* _What the task requires_
Using the listing below, please gather every line containing the word "Madagascar".

* _Extracted data entries_
####################

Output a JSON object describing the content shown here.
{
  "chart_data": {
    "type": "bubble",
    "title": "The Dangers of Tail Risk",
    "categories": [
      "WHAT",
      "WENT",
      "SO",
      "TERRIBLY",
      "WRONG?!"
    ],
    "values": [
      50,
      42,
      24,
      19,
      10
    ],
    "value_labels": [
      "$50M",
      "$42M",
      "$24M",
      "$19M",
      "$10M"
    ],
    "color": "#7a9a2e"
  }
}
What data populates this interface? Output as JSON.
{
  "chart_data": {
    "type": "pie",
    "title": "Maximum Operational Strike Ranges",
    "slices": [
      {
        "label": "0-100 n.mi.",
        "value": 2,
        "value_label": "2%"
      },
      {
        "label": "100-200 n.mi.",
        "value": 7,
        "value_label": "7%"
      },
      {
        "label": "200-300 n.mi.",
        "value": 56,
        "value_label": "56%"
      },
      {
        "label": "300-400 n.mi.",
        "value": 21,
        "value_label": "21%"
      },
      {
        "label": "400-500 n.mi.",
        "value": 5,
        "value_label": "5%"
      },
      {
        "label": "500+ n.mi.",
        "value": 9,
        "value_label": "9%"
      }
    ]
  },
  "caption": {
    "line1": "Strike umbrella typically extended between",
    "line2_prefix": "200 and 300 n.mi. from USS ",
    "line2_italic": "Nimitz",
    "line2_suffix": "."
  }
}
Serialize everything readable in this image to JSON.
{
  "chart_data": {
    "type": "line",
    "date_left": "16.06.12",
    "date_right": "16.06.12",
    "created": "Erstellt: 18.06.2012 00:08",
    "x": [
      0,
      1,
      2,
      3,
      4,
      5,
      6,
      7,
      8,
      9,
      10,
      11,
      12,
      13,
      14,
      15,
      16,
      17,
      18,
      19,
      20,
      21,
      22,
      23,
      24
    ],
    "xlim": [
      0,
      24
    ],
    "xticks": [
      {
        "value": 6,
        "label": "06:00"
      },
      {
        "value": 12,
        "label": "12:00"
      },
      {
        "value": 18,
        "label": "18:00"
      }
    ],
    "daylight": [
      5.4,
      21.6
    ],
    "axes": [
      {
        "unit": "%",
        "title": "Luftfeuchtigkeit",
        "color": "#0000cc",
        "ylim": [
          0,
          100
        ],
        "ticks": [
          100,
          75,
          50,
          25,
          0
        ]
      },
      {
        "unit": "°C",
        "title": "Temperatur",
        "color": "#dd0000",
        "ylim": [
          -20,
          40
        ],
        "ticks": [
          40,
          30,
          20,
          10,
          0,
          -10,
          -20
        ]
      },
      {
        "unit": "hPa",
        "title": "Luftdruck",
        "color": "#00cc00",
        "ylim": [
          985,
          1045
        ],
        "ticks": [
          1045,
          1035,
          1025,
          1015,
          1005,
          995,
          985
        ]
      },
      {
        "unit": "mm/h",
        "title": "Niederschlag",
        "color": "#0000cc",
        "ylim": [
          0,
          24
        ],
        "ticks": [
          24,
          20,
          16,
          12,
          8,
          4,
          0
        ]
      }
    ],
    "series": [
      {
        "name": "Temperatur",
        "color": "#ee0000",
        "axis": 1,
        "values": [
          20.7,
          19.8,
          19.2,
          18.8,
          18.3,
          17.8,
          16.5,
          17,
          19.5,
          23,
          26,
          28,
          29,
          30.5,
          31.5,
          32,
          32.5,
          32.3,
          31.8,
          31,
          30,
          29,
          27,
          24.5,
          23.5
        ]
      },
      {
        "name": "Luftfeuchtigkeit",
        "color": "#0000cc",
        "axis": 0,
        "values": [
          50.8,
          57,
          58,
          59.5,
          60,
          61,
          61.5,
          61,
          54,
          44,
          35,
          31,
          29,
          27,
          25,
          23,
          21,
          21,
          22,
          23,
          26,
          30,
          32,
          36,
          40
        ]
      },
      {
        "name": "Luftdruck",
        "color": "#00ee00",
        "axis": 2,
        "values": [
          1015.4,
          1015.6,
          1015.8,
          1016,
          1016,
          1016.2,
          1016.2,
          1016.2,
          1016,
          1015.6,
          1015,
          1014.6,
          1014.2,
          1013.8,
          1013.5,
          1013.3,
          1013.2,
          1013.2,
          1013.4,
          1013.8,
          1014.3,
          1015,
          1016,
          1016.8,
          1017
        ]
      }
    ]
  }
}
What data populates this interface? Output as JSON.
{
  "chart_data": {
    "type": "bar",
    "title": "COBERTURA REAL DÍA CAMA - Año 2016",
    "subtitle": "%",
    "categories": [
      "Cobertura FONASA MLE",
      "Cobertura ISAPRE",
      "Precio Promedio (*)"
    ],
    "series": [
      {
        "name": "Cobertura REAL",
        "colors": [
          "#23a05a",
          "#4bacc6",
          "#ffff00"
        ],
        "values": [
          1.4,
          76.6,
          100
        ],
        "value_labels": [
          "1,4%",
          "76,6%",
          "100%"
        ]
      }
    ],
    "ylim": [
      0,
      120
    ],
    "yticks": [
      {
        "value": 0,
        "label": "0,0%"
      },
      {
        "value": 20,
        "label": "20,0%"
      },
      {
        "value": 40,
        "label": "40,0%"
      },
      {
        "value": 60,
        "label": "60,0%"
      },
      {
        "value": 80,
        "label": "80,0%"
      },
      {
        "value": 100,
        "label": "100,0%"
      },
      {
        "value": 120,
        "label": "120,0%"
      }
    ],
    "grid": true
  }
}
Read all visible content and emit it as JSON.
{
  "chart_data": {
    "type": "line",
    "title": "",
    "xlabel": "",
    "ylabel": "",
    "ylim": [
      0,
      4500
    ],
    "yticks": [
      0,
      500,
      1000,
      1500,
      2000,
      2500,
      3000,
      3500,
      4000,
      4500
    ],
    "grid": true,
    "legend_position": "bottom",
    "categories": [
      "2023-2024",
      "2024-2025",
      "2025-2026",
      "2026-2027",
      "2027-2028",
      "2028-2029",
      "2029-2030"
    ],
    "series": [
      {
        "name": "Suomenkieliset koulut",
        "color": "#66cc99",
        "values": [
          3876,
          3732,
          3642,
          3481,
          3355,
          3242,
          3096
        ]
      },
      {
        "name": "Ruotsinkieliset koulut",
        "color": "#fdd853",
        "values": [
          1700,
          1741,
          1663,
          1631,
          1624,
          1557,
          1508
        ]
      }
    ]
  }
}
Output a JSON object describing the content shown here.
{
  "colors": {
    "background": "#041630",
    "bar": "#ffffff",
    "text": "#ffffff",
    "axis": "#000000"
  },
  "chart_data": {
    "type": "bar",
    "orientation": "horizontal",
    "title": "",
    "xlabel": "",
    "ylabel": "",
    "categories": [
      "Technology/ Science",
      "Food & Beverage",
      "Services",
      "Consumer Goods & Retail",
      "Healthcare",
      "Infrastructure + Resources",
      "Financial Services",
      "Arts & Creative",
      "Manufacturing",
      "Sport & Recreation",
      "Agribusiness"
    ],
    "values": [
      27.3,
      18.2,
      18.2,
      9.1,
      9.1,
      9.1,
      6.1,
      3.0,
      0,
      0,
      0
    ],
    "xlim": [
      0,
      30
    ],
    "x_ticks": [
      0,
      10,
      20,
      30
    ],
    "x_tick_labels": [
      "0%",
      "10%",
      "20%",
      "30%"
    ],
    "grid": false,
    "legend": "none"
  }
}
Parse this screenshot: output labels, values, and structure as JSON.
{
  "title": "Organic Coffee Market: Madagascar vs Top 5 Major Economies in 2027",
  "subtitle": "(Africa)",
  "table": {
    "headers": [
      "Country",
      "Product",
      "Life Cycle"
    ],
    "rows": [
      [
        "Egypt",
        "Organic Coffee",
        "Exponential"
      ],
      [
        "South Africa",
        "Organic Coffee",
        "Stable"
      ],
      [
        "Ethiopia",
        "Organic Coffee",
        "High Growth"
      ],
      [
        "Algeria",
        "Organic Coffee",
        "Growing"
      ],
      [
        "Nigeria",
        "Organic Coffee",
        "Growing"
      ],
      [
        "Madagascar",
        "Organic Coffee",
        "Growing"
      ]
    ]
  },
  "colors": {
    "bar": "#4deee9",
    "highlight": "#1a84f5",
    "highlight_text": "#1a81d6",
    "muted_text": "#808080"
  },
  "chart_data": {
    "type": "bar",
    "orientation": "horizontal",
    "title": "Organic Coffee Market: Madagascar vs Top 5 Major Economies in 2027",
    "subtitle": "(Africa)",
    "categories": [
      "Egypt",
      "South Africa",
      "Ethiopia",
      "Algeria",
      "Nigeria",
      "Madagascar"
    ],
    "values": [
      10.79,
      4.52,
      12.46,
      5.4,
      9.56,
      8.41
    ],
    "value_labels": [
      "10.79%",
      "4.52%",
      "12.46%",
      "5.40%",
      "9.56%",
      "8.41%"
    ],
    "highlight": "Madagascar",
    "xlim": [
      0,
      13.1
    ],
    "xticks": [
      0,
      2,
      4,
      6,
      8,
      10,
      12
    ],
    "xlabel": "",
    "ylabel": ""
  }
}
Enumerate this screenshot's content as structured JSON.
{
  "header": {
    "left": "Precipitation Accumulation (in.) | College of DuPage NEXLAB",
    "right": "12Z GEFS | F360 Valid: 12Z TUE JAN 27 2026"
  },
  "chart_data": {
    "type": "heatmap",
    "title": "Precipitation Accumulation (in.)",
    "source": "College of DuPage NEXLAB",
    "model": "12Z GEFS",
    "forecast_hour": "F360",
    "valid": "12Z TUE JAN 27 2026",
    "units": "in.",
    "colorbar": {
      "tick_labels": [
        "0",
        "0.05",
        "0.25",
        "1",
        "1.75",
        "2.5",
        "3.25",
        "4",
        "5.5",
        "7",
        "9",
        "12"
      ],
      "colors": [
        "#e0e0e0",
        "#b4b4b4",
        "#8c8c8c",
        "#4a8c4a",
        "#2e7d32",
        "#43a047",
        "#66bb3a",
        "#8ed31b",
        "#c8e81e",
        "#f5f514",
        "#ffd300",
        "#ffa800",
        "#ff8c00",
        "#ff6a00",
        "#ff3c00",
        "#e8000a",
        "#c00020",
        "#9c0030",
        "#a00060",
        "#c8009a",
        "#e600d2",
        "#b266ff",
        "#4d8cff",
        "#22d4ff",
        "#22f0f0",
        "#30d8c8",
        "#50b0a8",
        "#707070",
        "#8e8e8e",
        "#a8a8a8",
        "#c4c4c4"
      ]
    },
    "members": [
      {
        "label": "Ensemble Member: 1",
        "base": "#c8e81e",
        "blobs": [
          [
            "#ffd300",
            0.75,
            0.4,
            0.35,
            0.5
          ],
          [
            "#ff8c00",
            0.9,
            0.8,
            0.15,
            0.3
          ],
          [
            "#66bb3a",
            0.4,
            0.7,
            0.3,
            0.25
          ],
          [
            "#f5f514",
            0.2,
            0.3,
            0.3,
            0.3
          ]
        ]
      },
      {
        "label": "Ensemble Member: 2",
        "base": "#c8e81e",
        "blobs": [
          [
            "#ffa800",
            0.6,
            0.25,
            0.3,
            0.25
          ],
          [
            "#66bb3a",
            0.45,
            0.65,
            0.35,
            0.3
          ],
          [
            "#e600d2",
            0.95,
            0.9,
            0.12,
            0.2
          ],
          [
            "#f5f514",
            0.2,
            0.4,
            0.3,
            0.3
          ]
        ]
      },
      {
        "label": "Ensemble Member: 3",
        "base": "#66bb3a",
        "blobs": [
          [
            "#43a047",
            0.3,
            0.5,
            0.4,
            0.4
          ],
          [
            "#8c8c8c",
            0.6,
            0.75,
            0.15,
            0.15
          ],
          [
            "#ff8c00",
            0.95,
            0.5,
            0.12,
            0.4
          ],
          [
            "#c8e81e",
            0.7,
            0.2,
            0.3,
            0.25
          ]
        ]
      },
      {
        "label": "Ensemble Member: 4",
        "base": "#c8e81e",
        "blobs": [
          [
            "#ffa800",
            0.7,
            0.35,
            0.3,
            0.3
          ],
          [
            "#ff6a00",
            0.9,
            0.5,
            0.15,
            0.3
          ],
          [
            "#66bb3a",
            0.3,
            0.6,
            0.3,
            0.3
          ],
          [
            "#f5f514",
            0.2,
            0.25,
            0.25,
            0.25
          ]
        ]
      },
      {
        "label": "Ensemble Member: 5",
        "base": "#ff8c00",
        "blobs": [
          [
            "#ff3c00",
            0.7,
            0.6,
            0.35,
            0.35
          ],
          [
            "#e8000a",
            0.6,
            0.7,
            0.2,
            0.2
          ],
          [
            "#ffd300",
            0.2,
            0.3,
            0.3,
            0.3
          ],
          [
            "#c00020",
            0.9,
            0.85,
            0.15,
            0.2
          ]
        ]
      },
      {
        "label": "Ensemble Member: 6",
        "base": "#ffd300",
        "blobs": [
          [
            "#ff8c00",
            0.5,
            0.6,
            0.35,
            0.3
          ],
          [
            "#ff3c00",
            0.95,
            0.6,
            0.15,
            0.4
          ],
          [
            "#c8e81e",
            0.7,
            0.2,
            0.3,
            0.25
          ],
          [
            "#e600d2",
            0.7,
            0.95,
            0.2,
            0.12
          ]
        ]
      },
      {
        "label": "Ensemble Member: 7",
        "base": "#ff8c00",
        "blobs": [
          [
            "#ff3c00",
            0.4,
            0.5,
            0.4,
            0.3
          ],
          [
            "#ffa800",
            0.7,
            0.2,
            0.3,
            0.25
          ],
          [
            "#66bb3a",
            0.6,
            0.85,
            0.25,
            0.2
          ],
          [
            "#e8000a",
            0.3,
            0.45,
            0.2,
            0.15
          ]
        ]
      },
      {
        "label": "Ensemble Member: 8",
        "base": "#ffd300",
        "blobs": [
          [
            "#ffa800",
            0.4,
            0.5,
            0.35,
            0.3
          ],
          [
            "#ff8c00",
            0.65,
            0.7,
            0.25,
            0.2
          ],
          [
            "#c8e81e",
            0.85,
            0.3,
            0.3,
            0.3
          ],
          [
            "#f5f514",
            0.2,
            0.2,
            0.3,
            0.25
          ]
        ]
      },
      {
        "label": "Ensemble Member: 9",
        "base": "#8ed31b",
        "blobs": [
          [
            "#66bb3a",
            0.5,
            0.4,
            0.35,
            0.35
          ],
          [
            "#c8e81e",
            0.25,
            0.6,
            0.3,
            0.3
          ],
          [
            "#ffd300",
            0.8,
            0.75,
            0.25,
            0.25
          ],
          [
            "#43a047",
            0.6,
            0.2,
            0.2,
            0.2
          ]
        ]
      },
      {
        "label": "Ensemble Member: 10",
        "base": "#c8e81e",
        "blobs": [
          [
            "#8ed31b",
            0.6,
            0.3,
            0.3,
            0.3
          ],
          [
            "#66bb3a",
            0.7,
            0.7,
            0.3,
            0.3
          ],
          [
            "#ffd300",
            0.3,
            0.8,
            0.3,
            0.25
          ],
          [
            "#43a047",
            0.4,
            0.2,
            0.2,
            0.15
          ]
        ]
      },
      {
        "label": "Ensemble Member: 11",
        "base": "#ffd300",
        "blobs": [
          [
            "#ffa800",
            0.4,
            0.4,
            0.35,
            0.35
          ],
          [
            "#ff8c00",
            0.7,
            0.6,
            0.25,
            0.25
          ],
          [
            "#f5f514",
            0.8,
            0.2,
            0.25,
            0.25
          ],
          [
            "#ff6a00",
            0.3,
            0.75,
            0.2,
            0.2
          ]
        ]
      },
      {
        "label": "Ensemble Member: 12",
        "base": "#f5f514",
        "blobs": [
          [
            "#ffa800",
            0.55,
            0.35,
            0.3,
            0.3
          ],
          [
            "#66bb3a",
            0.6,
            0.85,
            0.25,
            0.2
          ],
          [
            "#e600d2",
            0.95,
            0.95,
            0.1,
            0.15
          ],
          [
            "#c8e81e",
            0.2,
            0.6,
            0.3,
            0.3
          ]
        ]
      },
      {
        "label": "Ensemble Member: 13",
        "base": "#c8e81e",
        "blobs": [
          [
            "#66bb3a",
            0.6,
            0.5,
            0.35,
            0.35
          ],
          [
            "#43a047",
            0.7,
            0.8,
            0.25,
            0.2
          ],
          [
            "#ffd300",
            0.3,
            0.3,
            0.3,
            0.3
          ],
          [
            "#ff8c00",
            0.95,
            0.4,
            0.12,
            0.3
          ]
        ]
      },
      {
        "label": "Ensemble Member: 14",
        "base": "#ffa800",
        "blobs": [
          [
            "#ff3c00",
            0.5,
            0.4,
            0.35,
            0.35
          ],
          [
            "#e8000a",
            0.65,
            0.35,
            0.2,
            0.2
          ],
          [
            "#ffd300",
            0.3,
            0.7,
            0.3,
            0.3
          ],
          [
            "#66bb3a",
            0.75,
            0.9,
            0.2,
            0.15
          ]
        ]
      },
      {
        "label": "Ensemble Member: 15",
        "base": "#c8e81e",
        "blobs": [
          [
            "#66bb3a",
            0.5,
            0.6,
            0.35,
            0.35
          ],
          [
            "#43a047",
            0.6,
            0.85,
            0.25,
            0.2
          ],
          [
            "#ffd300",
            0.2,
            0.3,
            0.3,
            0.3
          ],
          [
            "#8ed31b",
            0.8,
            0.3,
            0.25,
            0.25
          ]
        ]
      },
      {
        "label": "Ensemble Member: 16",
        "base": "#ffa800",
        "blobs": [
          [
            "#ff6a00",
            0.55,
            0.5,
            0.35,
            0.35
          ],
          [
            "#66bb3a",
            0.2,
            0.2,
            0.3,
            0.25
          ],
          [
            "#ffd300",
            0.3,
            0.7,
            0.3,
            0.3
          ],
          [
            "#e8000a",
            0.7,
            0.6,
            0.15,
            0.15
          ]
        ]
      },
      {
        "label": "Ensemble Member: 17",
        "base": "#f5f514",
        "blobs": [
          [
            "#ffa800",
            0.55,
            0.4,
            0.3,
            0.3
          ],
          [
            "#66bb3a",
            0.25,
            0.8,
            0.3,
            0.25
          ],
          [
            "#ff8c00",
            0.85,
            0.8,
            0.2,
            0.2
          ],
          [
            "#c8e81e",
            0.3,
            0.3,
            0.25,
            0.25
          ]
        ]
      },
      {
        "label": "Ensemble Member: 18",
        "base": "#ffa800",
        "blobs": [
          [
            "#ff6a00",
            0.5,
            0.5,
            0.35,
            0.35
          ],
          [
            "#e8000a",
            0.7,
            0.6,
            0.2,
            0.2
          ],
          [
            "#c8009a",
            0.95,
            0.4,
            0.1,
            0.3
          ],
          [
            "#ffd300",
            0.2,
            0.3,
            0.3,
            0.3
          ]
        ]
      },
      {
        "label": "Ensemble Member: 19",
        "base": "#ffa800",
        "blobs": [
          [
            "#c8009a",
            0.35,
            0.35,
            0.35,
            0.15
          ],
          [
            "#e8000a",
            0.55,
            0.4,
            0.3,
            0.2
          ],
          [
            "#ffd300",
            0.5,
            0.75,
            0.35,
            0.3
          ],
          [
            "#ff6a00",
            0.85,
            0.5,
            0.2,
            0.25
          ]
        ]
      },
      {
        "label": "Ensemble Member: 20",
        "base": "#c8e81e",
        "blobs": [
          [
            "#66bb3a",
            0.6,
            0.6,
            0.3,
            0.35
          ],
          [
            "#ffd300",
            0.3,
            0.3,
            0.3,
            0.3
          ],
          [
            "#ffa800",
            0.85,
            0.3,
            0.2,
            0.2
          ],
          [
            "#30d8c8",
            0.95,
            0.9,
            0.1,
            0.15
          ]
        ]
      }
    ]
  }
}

####################

* _Result_
  "title": "Organic Coffee Market: Madagascar vs Top 5 Major Economies in 2027",
        "Madagascar",
    "title": "Organic Coffee Market: Madagascar vs Top 5 Major Economies in 2027",
      "Madagascar"
    "highlight": "Madagascar",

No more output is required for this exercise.